Exercise aim
Filter the data below for the string "Maven" and copy each matching line.

──────── Given data

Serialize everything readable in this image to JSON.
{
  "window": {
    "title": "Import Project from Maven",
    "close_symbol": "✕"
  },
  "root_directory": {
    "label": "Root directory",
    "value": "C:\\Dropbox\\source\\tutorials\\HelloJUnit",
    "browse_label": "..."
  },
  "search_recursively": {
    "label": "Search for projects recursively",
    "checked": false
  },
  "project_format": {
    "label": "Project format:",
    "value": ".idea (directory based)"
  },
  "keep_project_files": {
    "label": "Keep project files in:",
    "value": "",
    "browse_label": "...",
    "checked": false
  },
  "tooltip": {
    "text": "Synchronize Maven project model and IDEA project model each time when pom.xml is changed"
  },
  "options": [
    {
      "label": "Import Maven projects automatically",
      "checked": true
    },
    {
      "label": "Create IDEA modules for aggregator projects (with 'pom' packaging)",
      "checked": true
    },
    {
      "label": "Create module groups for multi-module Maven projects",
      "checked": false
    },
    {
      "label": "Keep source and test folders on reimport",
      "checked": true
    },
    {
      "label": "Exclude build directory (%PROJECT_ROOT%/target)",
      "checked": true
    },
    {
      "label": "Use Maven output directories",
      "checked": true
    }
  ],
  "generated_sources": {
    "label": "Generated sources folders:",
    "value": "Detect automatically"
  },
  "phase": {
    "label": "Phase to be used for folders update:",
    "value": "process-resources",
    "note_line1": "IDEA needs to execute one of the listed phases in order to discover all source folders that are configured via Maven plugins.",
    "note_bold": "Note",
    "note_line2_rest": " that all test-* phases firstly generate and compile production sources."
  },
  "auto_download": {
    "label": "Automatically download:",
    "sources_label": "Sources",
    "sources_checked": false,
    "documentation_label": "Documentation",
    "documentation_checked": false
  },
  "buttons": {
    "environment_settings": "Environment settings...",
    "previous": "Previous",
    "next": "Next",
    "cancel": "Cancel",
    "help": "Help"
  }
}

────────────────

Exercise answer
    "title": "Import Project from Maven",
    "text": "Synchronize Maven project model and IDEA project model each time when pom.xml is changed"
      "label": "Import Maven projects automatically",
      "label": "Create module groups for multi-module Maven projects",
      "label": "Use Maven output directories",
    "note_line1": "IDEA needs to execute one of the listed phases in order to discover all source folders that are configured via Maven plugins.",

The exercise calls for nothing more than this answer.